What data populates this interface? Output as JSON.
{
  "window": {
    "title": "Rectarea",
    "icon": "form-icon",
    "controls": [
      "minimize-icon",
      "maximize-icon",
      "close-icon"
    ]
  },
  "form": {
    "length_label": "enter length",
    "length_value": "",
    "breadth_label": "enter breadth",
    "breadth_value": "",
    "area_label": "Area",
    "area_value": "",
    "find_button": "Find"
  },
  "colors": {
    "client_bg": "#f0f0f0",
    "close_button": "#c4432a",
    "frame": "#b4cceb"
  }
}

• • • •

Instructions to follow:
Copy out all of the records shown above exactly.

Response below:
What data populates this interface? Output as JSON.
{
  "window": {
    "title": "Rectarea",
    "icon": "form-icon",
    "controls": [
      "minimize-icon",
      "maximize-icon",
      "close-icon"
    ]
  },
  "form": {
    "length_label": "enter length",
    "length_value": "",
    "breadth_label": "enter breadth",
    "breadth_value": "",
    "area_label": "Area",
    "area_value": "",
    "find_button": "Find"
  },
  "colors": {
    "client_bg": "#f0f0f0",
    "close_button": "#c4432a",
    "frame": "#b4cceb"
  }
}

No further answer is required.